[Begin Information given]

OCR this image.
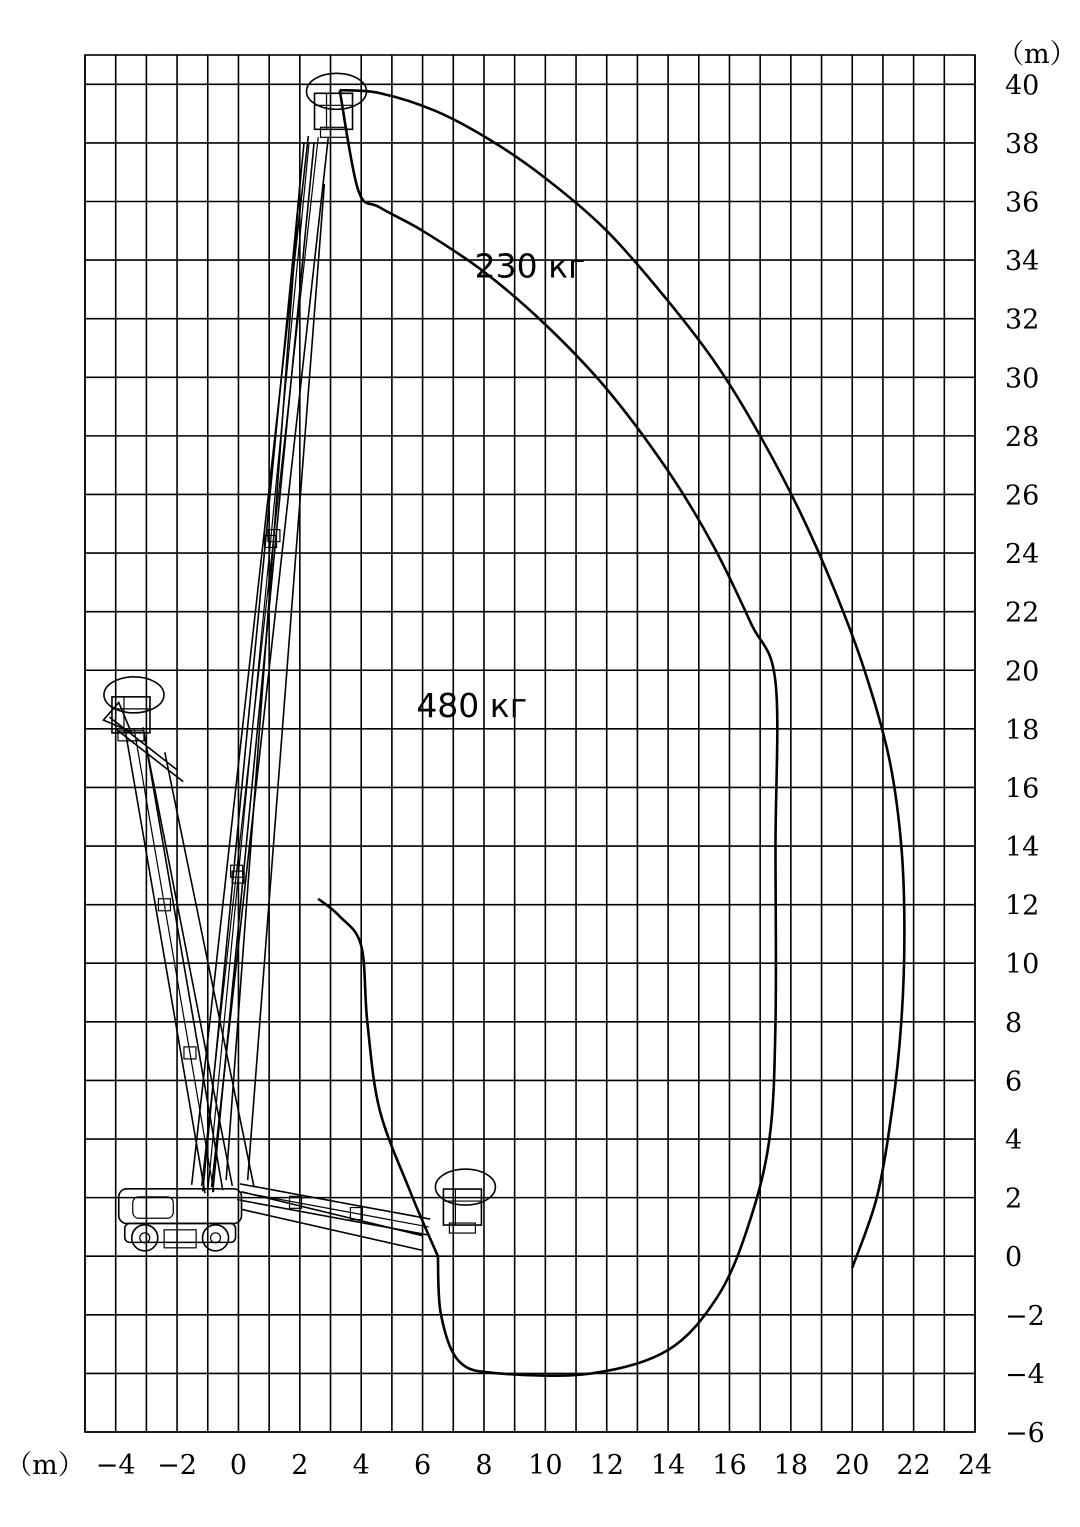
−4 −2 0 2 4 6 8 10 12 14 16 18 20 22 24
−6
−4
−2
0
2
4
6
8
10
12
14
16
18
20
22
24
26
28
30
32
34
36
38
40
（m）
（m）
230 кг
480 кг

[End Information given]

— Stated exercise —
From start to finish, output the listing exactly, but omit its pictures.

— Full answer —
OCR this image.
−4 −2 0 2 4 6 8 10 12 14 16 18 20 22 24
−6
−4
−2
0
2
4
6
8
10
12
14
16
18
20
22
24
26
28
30
32
34
36
38
40
（m）
（m）
230 кг
480 кг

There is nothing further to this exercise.